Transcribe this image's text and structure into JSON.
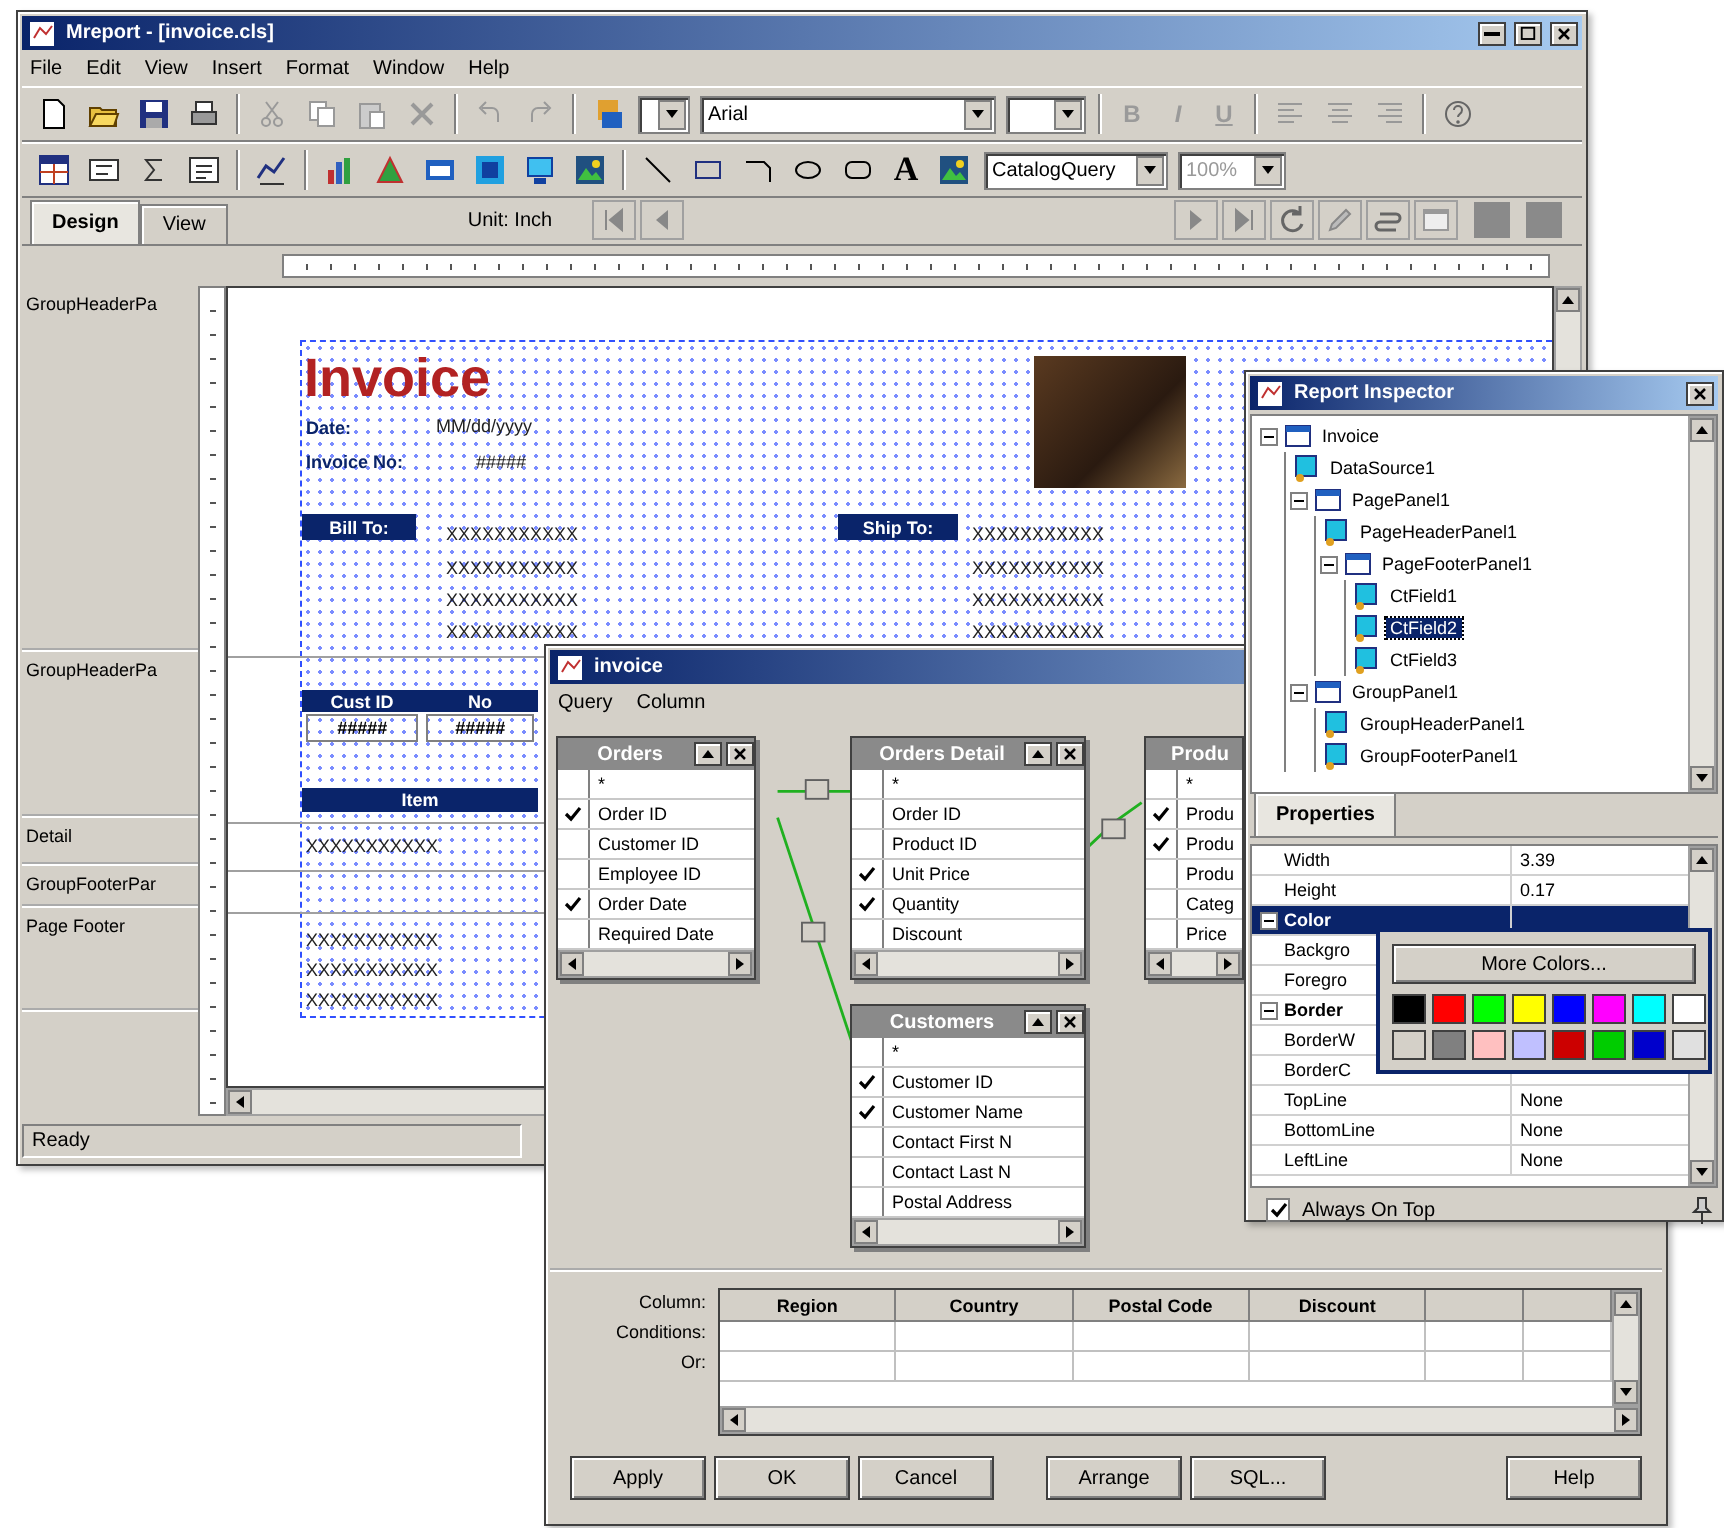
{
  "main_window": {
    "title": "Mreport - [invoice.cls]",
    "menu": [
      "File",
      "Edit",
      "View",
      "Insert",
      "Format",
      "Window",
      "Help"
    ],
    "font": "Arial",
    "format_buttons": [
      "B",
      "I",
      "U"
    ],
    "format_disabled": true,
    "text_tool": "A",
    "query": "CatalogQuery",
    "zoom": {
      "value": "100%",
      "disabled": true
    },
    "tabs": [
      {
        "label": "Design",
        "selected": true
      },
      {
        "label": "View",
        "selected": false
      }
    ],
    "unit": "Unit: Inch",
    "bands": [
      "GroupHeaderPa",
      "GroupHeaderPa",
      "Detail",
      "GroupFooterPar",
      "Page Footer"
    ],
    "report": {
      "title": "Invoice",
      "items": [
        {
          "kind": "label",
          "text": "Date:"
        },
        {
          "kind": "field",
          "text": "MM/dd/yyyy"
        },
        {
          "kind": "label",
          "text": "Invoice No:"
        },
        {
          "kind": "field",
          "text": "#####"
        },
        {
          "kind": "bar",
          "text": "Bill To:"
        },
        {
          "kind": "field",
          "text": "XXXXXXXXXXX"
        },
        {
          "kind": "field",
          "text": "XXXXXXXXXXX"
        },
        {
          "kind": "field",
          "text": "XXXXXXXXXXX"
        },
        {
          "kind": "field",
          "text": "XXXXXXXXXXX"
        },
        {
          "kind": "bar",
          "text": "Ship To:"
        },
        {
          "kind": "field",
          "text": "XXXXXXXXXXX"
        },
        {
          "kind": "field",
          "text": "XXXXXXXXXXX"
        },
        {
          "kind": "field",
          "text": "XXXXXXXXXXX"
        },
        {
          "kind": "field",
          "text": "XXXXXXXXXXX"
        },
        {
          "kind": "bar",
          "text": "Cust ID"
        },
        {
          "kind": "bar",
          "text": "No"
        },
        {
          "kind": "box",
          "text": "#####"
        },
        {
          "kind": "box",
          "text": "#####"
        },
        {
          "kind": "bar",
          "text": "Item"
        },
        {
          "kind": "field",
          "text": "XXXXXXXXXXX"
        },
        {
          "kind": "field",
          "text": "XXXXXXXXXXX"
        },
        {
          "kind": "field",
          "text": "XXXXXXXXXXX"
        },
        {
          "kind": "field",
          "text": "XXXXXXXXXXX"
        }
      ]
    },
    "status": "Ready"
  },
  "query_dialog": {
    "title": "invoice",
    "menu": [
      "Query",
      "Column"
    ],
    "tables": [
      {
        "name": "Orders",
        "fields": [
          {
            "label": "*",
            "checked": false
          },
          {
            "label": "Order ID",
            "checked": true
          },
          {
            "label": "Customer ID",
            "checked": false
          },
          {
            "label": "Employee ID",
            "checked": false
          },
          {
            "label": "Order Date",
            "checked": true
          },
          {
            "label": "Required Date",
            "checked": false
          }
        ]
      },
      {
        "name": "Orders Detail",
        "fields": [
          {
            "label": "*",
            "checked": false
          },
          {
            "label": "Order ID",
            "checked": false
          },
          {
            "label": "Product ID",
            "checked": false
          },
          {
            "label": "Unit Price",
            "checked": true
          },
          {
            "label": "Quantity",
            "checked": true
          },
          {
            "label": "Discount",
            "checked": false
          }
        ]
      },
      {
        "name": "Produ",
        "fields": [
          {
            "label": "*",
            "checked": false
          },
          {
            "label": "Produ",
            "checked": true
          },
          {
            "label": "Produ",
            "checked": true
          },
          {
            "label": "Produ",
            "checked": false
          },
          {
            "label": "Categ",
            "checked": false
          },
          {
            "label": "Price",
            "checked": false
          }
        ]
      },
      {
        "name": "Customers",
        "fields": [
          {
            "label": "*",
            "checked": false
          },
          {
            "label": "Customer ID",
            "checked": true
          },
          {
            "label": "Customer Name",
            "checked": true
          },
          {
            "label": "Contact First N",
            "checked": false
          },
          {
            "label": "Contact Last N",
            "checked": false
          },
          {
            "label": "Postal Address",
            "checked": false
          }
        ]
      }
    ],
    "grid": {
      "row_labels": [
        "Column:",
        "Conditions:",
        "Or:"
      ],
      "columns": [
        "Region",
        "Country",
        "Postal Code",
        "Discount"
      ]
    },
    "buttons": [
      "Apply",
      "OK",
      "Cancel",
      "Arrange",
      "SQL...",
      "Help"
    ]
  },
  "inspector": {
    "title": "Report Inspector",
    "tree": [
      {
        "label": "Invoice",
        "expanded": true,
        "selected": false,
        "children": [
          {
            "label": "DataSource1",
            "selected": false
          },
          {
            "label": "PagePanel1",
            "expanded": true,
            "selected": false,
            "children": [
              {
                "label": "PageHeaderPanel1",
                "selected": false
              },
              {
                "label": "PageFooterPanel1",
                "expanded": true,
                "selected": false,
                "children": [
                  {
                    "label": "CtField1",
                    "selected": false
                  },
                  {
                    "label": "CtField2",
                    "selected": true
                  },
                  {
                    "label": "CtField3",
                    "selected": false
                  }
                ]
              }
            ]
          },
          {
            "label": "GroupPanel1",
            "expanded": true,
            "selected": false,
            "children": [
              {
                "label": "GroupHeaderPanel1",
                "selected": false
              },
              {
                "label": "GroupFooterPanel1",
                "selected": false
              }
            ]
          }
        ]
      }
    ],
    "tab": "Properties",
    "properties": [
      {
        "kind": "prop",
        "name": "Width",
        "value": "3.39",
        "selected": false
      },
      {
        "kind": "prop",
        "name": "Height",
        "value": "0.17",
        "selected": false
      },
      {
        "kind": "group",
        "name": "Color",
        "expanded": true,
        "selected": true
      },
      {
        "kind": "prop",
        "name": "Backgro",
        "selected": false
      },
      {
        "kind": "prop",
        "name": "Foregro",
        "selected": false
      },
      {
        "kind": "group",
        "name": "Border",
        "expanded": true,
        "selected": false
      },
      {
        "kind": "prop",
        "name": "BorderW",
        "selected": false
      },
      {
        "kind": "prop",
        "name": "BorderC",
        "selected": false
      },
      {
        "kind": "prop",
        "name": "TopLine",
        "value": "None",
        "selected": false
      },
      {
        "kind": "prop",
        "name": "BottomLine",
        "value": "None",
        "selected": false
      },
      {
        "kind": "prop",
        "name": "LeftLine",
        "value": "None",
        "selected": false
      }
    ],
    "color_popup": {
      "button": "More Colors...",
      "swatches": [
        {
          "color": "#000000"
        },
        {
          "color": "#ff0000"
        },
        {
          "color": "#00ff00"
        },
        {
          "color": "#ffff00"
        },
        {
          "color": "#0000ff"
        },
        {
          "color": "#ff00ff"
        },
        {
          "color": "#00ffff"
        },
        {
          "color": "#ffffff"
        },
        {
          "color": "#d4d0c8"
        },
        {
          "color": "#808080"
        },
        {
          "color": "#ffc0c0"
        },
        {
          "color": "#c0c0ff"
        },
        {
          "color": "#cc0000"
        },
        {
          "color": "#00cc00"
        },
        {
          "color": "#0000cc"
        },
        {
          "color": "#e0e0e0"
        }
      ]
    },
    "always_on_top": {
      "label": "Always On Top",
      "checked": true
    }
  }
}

> _Task description_:
Print each record exactly as it stands, leaving the images out.

> _The output_:
Transcribe this image's text and structure into JSON.
{
  "main_window": {
    "title": "Mreport - [invoice.cls]",
    "menu": [
      "File",
      "Edit",
      "View",
      "Insert",
      "Format",
      "Window",
      "Help"
    ],
    "font": "Arial",
    "format_buttons": [
      "B",
      "I",
      "U"
    ],
    "format_disabled": true,
    "text_tool": "A",
    "query": "CatalogQuery",
    "zoom": {
      "value": "100%",
      "disabled": true
    },
    "tabs": [
      {
        "label": "Design",
        "selected": true
      },
      {
        "label": "View",
        "selected": false
      }
    ],
    "unit": "Unit: Inch",
    "bands": [
      "GroupHeaderPa",
      "GroupHeaderPa",
      "Detail",
      "GroupFooterPar",
      "Page Footer"
    ],
    "report": {
      "title": "Invoice",
      "items": [
        {
          "kind": "label",
          "text": "Date:"
        },
        {
          "kind": "field",
          "text": "MM/dd/yyyy"
        },
        {
          "kind": "label",
          "text": "Invoice No:"
        },
        {
          "kind": "field",
          "text": "#####"
        },
        {
          "kind": "bar",
          "text": "Bill To:"
        },
        {
          "kind": "field",
          "text": "XXXXXXXXXXX"
        },
        {
          "kind": "field",
          "text": "XXXXXXXXXXX"
        },
        {
          "kind": "field",
          "text": "XXXXXXXXXXX"
        },
        {
          "kind": "field",
          "text": "XXXXXXXXXXX"
        },
        {
          "kind": "bar",
          "text": "Ship To:"
        },
        {
          "kind": "field",
          "text": "XXXXXXXXXXX"
        },
        {
          "kind": "field",
          "text": "XXXXXXXXXXX"
        },
        {
          "kind": "field",
          "text": "XXXXXXXXXXX"
        },
        {
          "kind": "field",
          "text": "XXXXXXXXXXX"
        },
        {
          "kind": "bar",
          "text": "Cust ID"
        },
        {
          "kind": "bar",
          "text": "No"
        },
        {
          "kind": "box",
          "text": "#####"
        },
        {
          "kind": "box",
          "text": "#####"
        },
        {
          "kind": "bar",
          "text": "Item"
        },
        {
          "kind": "field",
          "text": "XXXXXXXXXXX"
        },
        {
          "kind": "field",
          "text": "XXXXXXXXXXX"
        },
        {
          "kind": "field",
          "text": "XXXXXXXXXXX"
        },
        {
          "kind": "field",
          "text": "XXXXXXXXXXX"
        }
      ]
    },
    "status": "Ready"
  },
  "query_dialog": {
    "title": "invoice",
    "menu": [
      "Query",
      "Column"
    ],
    "tables": [
      {
        "name": "Orders",
        "fields": [
          {
            "label": "*",
            "checked": false
          },
          {
            "label": "Order ID",
            "checked": true
          },
          {
            "label": "Customer ID",
            "checked": false
          },
          {
            "label": "Employee ID",
            "checked": false
          },
          {
            "label": "Order Date",
            "checked": true
          },
          {
            "label": "Required Date",
            "checked": false
          }
        ]
      },
      {
        "name": "Orders Detail",
        "fields": [
          {
            "label": "*",
            "checked": false
          },
          {
            "label": "Order ID",
            "checked": false
          },
          {
            "label": "Product ID",
            "checked": false
          },
          {
            "label": "Unit Price",
            "checked": true
          },
          {
            "label": "Quantity",
            "checked": true
          },
          {
            "label": "Discount",
            "checked": false
          }
        ]
      },
      {
        "name": "Produ",
        "fields": [
          {
            "label": "*",
            "checked": false
          },
          {
            "label": "Produ",
            "checked": true
          },
          {
            "label": "Produ",
            "checked": true
          },
          {
            "label": "Produ",
            "checked": false
          },
          {
            "label": "Categ",
            "checked": false
          },
          {
            "label": "Price",
            "checked": false
          }
        ]
      },
      {
        "name": "Customers",
        "fields": [
          {
            "label": "*",
            "checked": false
          },
          {
            "label": "Customer ID",
            "checked": true
          },
          {
            "label": "Customer Name",
            "checked": true
          },
          {
            "label": "Contact First N",
            "checked": false
          },
          {
            "label": "Contact Last N",
            "checked": false
          },
          {
            "label": "Postal Address",
            "checked": false
          }
        ]
      }
    ],
    "grid": {
      "row_labels": [
        "Column:",
        "Conditions:",
        "Or:"
      ],
      "columns": [
        "Region",
        "Country",
        "Postal Code",
        "Discount"
      ]
    },
    "buttons": [
      "Apply",
      "OK",
      "Cancel",
      "Arrange",
      "SQL...",
      "Help"
    ]
  },
  "inspector": {
    "title": "Report Inspector",
    "tree": [
      {
        "label": "Invoice",
        "expanded": true,
        "selected": false,
        "children": [
          {
            "label": "DataSource1",
            "selected": false
          },
          {
            "label": "PagePanel1",
            "expanded": true,
            "selected": false,
            "children": [
              {
                "label": "PageHeaderPanel1",
                "selected": false
              },
              {
                "label": "PageFooterPanel1",
                "expanded": true,
                "selected": false,
                "children": [
                  {
                    "label": "CtField1",
                    "selected": false
                  },
                  {
                    "label": "CtField2",
                    "selected": true
                  },
                  {
                    "label": "CtField3",
                    "selected": false
                  }
                ]
              }
            ]
          },
          {
            "label": "GroupPanel1",
            "expanded": true,
            "selected": false,
            "children": [
              {
                "label": "GroupHeaderPanel1",
                "selected": false
              },
              {
                "label": "GroupFooterPanel1",
                "selected": false
              }
            ]
          }
        ]
      }
    ],
    "tab": "Properties",
    "properties": [
      {
        "kind": "prop",
        "name": "Width",
        "value": "3.39",
        "selected": false
      },
      {
        "kind": "prop",
        "name": "Height",
        "value": "0.17",
        "selected": false
      },
      {
        "kind": "group",
        "name": "Color",
        "expanded": true,
        "selected": true
      },
      {
        "kind": "prop",
        "name": "Backgro",
        "selected": false
      },
      {
        "kind": "prop",
        "name": "Foregro",
        "selected": false
      },
      {
        "kind": "group",
        "name": "Border",
        "expanded": true,
        "selected": false
      },
      {
        "kind": "prop",
        "name": "BorderW",
        "selected": false
      },
      {
        "kind": "prop",
        "name": "BorderC",
        "selected": false
      },
      {
        "kind": "prop",
        "name": "TopLine",
        "value": "None",
        "selected": false
      },
      {
        "kind": "prop",
        "name": "BottomLine",
        "value": "None",
        "selected": false
      },
      {
        "kind": "prop",
        "name": "LeftLine",
        "value": "None",
        "selected": false
      }
    ],
    "color_popup": {
      "button": "More Colors...",
      "swatches": [
        {
          "color": "#000000"
        },
        {
          "color": "#ff0000"
        },
        {
          "color": "#00ff00"
        },
        {
          "color": "#ffff00"
        },
        {
          "color": "#0000ff"
        },
        {
          "color": "#ff00ff"
        },
        {
          "color": "#00ffff"
        },
        {
          "color": "#ffffff"
        },
        {
          "color": "#d4d0c8"
        },
        {
          "color": "#808080"
        },
        {
          "color": "#ffc0c0"
        },
        {
          "color": "#c0c0ff"
        },
        {
          "color": "#cc0000"
        },
        {
          "color": "#00cc00"
        },
        {
          "color": "#0000cc"
        },
        {
          "color": "#e0e0e0"
        }
      ]
    },
    "always_on_top": {
      "label": "Always On Top",
      "checked": true
    }
  }
}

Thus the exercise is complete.